Figure dataset records
===

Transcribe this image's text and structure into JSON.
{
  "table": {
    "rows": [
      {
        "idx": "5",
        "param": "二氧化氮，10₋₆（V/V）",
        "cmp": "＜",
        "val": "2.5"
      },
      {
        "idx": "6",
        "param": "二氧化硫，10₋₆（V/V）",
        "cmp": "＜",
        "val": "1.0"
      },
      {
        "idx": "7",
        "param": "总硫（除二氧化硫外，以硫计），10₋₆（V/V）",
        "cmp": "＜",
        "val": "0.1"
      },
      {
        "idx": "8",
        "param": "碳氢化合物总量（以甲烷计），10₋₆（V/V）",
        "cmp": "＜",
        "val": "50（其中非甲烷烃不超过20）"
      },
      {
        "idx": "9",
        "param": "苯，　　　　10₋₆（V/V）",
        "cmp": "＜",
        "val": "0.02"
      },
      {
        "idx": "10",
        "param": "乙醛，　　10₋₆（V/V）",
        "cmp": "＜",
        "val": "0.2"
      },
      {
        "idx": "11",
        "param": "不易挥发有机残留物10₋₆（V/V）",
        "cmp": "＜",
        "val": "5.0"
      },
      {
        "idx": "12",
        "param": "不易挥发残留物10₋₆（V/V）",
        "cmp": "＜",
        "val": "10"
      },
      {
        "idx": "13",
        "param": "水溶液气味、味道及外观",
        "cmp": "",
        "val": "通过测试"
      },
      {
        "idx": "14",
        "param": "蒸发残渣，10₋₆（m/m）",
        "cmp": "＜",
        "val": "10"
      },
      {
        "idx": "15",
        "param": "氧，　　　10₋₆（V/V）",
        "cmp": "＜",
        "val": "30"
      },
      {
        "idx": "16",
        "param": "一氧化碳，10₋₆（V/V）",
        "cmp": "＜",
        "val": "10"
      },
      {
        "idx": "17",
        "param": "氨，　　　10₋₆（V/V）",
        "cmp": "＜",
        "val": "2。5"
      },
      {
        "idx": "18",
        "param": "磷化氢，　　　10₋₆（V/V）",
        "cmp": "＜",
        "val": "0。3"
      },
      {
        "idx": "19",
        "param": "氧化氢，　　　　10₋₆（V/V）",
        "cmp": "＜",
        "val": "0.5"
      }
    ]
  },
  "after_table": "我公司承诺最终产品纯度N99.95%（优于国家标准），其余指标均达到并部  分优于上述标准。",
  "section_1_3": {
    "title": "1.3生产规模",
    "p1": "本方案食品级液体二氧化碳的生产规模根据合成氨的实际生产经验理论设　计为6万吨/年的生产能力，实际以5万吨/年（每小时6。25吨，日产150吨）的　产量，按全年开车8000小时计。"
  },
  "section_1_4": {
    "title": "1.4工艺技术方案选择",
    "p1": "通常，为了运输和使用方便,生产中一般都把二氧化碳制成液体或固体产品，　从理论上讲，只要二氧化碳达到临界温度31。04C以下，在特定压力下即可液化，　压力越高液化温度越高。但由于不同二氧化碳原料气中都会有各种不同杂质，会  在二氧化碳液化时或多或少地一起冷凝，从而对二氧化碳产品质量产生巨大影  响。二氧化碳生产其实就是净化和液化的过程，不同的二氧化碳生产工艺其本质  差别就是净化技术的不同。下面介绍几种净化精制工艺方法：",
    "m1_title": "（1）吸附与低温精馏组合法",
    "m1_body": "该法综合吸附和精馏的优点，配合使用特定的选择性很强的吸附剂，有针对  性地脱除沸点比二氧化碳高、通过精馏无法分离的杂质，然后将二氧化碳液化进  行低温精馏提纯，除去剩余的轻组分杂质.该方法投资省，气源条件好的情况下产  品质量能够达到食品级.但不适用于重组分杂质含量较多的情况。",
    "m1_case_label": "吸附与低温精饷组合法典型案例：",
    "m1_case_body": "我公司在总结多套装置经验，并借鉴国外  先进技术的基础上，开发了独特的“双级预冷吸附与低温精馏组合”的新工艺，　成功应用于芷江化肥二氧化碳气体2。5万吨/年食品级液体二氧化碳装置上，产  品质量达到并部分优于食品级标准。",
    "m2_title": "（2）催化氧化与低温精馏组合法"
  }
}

===

(What you should do):
Take the listing above and write it out again exactly.

(Finished task):
Transcribe this image's text and structure into JSON.
{
  "table": {
    "rows": [
      {
        "idx": "5",
        "param": "二氧化氮，10₋₆（V/V）",
        "cmp": "＜",
        "val": "2.5"
      },
      {
        "idx": "6",
        "param": "二氧化硫，10₋₆（V/V）",
        "cmp": "＜",
        "val": "1.0"
      },
      {
        "idx": "7",
        "param": "总硫（除二氧化硫外，以硫计），10₋₆（V/V）",
        "cmp": "＜",
        "val": "0.1"
      },
      {
        "idx": "8",
        "param": "碳氢化合物总量（以甲烷计），10₋₆（V/V）",
        "cmp": "＜",
        "val": "50（其中非甲烷烃不超过20）"
      },
      {
        "idx": "9",
        "param": "苯，　　　　10₋₆（V/V）",
        "cmp": "＜",
        "val": "0.02"
      },
      {
        "idx": "10",
        "param": "乙醛，　　10₋₆（V/V）",
        "cmp": "＜",
        "val": "0.2"
      },
      {
        "idx": "11",
        "param": "不易挥发有机残留物10₋₆（V/V）",
        "cmp": "＜",
        "val": "5.0"
      },
      {
        "idx": "12",
        "param": "不易挥发残留物10₋₆（V/V）",
        "cmp": "＜",
        "val": "10"
      },
      {
        "idx": "13",
        "param": "水溶液气味、味道及外观",
        "cmp": "",
        "val": "通过测试"
      },
      {
        "idx": "14",
        "param": "蒸发残渣，10₋₆（m/m）",
        "cmp": "＜",
        "val": "10"
      },
      {
        "idx": "15",
        "param": "氧，　　　10₋₆（V/V）",
        "cmp": "＜",
        "val": "30"
      },
      {
        "idx": "16",
        "param": "一氧化碳，10₋₆（V/V）",
        "cmp": "＜",
        "val": "10"
      },
      {
        "idx": "17",
        "param": "氨，　　　10₋₆（V/V）",
        "cmp": "＜",
        "val": "2。5"
      },
      {
        "idx": "18",
        "param": "磷化氢，　　　10₋₆（V/V）",
        "cmp": "＜",
        "val": "0。3"
      },
      {
        "idx": "19",
        "param": "氧化氢，　　　　10₋₆（V/V）",
        "cmp": "＜",
        "val": "0.5"
      }
    ]
  },
  "after_table": "我公司承诺最终产品纯度N99.95%（优于国家标准），其余指标均达到并部  分优于上述标准。",
  "section_1_3": {
    "title": "1.3生产规模",
    "p1": "本方案食品级液体二氧化碳的生产规模根据合成氨的实际生产经验理论设　计为6万吨/年的生产能力，实际以5万吨/年（每小时6。25吨，日产150吨）的　产量，按全年开车8000小时计。"
  },
  "section_1_4": {
    "title": "1.4工艺技术方案选择",
    "p1": "通常，为了运输和使用方便,生产中一般都把二氧化碳制成液体或固体产品，　从理论上讲，只要二氧化碳达到临界温度31。04C以下，在特定压力下即可液化，　压力越高液化温度越高。但由于不同二氧化碳原料气中都会有各种不同杂质，会  在二氧化碳液化时或多或少地一起冷凝，从而对二氧化碳产品质量产生巨大影  响。二氧化碳生产其实就是净化和液化的过程，不同的二氧化碳生产工艺其本质  差别就是净化技术的不同。下面介绍几种净化精制工艺方法：",
    "m1_title": "（1）吸附与低温精馏组合法",
    "m1_body": "该法综合吸附和精馏的优点，配合使用特定的选择性很强的吸附剂，有针对  性地脱除沸点比二氧化碳高、通过精馏无法分离的杂质，然后将二氧化碳液化进  行低温精馏提纯，除去剩余的轻组分杂质.该方法投资省，气源条件好的情况下产  品质量能够达到食品级.但不适用于重组分杂质含量较多的情况。",
    "m1_case_label": "吸附与低温精饷组合法典型案例：",
    "m1_case_body": "我公司在总结多套装置经验，并借鉴国外  先进技术的基础上，开发了独特的“双级预冷吸附与低温精馏组合”的新工艺，　成功应用于芷江化肥二氧化碳气体2。5万吨/年食品级液体二氧化碳装置上，产  品质量达到并部分优于食品级标准。",
    "m2_title": "（2）催化氧化与低温精馏组合法"
  }
}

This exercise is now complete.